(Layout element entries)
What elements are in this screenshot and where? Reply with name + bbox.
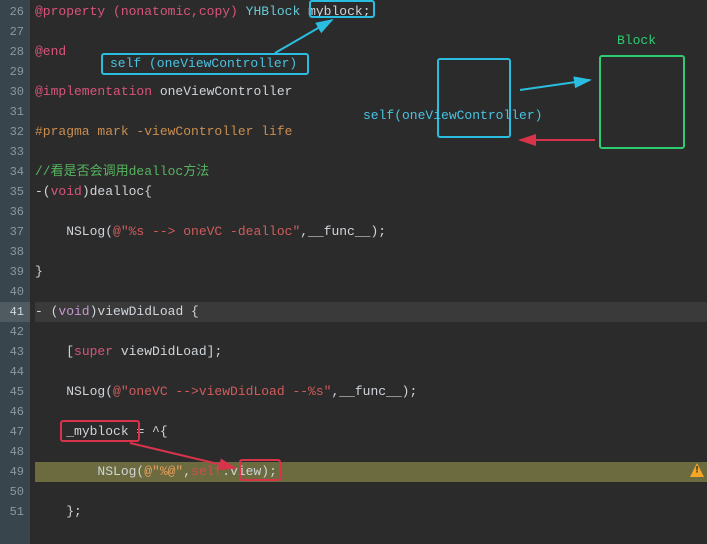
code-line — [35, 62, 707, 82]
line-number: 28 — [0, 42, 30, 62]
code-line — [35, 442, 707, 462]
line-number: 44 — [0, 362, 30, 382]
line-number: 35 — [0, 182, 30, 202]
line-number: 50 — [0, 482, 30, 502]
code-line: @property (nonatomic,copy) YHBlock myblo… — [35, 2, 707, 22]
line-number: 34 — [0, 162, 30, 182]
code-line: _myblock = ^{ — [35, 422, 707, 442]
line-number: 51 — [0, 502, 30, 522]
code-line — [35, 402, 707, 422]
code-line: NSLog(@"%s --> oneVC -dealloc",__func__)… — [35, 222, 707, 242]
line-number: 45 — [0, 382, 30, 402]
code-line: }; — [35, 502, 707, 522]
line-number: 46 — [0, 402, 30, 422]
code-line — [35, 362, 707, 382]
code-line: [super viewDidLoad]; — [35, 342, 707, 362]
line-number: 38 — [0, 242, 30, 262]
code-line — [35, 482, 707, 502]
line-number: 37 — [0, 222, 30, 242]
line-number: 39 — [0, 262, 30, 282]
line-number: 36 — [0, 202, 30, 222]
code-editor[interactable]: 2627282930313233343536373839404142434445… — [0, 0, 707, 544]
code-area[interactable]: @property (nonatomic,copy) YHBlock myblo… — [30, 0, 707, 544]
code-line — [35, 202, 707, 222]
code-line: } — [35, 262, 707, 282]
code-line — [35, 282, 707, 302]
line-number: 29 — [0, 62, 30, 82]
code-line-warning: NSLog(@"%@",self.view); — [35, 462, 707, 482]
code-line: NSLog(@"oneVC -->viewDidLoad --%s",__fun… — [35, 382, 707, 402]
line-number: 32 — [0, 122, 30, 142]
line-number: 42 — [0, 322, 30, 342]
code-line: //看是否会调用dealloc方法 — [35, 162, 707, 182]
code-line: -(void)dealloc{ — [35, 182, 707, 202]
line-number: 40 — [0, 282, 30, 302]
line-number: 27 — [0, 22, 30, 42]
code-line: @implementation oneViewController — [35, 82, 707, 102]
line-number: 47 — [0, 422, 30, 442]
line-number: 48 — [0, 442, 30, 462]
line-gutter: 2627282930313233343536373839404142434445… — [0, 0, 30, 544]
line-number: 43 — [0, 342, 30, 362]
line-number: 33 — [0, 142, 30, 162]
line-number: 26 — [0, 2, 30, 22]
code-line: #pragma mark -viewController life — [35, 122, 707, 142]
code-line — [35, 22, 707, 42]
code-line: @end — [35, 42, 707, 62]
line-number: 31 — [0, 102, 30, 122]
line-number: 30 — [0, 82, 30, 102]
code-line: - (void)viewDidLoad { — [35, 302, 707, 322]
code-line — [35, 242, 707, 262]
code-line — [35, 322, 707, 342]
line-number: 41 — [0, 302, 30, 322]
code-line — [35, 142, 707, 162]
line-number: 49 — [0, 462, 30, 482]
code-line — [35, 102, 707, 122]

_EXERCISE TASK_. How many lines of the entries above contain the string "copy"? Case counts. Reply with the number alone.

_EXERCISE OUTPUT_. 2